**Your task**
The entries need to be copied exactly.

[Saved entries]
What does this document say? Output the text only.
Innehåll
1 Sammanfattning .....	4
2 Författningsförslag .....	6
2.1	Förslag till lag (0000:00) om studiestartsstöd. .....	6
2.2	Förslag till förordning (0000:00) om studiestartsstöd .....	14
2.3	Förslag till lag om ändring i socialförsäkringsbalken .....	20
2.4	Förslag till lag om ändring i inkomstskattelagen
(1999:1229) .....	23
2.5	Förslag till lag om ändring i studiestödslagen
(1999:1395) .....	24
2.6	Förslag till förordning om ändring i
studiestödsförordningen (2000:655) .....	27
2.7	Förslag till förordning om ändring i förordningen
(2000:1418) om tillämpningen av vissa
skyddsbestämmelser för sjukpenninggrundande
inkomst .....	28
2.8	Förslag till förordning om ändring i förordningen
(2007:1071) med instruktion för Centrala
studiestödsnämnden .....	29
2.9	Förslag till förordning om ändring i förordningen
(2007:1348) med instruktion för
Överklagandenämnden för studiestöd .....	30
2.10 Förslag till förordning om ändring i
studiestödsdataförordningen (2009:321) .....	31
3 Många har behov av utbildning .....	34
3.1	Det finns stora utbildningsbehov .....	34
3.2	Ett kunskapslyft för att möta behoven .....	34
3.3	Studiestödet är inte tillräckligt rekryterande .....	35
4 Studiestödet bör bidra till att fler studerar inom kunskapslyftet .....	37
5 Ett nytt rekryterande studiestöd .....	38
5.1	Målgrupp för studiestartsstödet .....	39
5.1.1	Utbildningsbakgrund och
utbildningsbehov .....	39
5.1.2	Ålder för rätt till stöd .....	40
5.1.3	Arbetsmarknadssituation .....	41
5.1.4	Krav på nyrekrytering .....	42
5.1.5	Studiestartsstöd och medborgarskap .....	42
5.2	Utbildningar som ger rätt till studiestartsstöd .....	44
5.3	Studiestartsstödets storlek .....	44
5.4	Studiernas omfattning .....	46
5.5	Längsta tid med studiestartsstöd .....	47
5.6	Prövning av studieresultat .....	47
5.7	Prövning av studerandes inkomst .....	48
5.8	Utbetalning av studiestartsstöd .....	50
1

**Expected answer**
What does this document say? Output the text only.
Innehåll
1 Sammanfattning .....	4
2 Författningsförslag .....	6
2.1	Förslag till lag (0000:00) om studiestartsstöd. .....	6
2.2	Förslag till förordning (0000:00) om studiestartsstöd .....	14
2.3	Förslag till lag om ändring i socialförsäkringsbalken .....	20
2.4	Förslag till lag om ändring i inkomstskattelagen
(1999:1229) .....	23
2.5	Förslag till lag om ändring i studiestödslagen
(1999:1395) .....	24
2.6	Förslag till förordning om ändring i
studiestödsförordningen (2000:655) .....	27
2.7	Förslag till förordning om ändring i förordningen
(2000:1418) om tillämpningen av vissa
skyddsbestämmelser för sjukpenninggrundande
inkomst .....	28
2.8	Förslag till förordning om ändring i förordningen
(2007:1071) med instruktion för Centrala
studiestödsnämnden .....	29
2.9	Förslag till förordning om ändring i förordningen
(2007:1348) med instruktion för
Överklagandenämnden för studiestöd .....	30
2.10 Förslag till förordning om ändring i
studiestödsdataförordningen (2009:321) .....	31
3 Många har behov av utbildning .....	34
3.1	Det finns stora utbildningsbehov .....	34
3.2	Ett kunskapslyft för att möta behoven .....	34
3.3	Studiestödet är inte tillräckligt rekryterande .....	35
4 Studiestödet bör bidra till att fler studerar inom kunskapslyftet .....	37
5 Ett nytt rekryterande studiestöd .....	38
5.1	Målgrupp för studiestartsstödet .....	39
5.1.1	Utbildningsbakgrund och
utbildningsbehov .....	39
5.1.2	Ålder för rätt till stöd .....	40
5.1.3	Arbetsmarknadssituation .....	41
5.1.4	Krav på nyrekrytering .....	42
5.1.5	Studiestartsstöd och medborgarskap .....	42
5.2	Utbildningar som ger rätt till studiestartsstöd .....	44
5.3	Studiestartsstödets storlek .....	44
5.4	Studiernas omfattning .....	46
5.5	Längsta tid med studiestartsstöd .....	47
5.6	Prövning av studieresultat .....	47
5.7	Prövning av studerandes inkomst .....	48
5.8	Utbetalning av studiestartsstöd .....	50
1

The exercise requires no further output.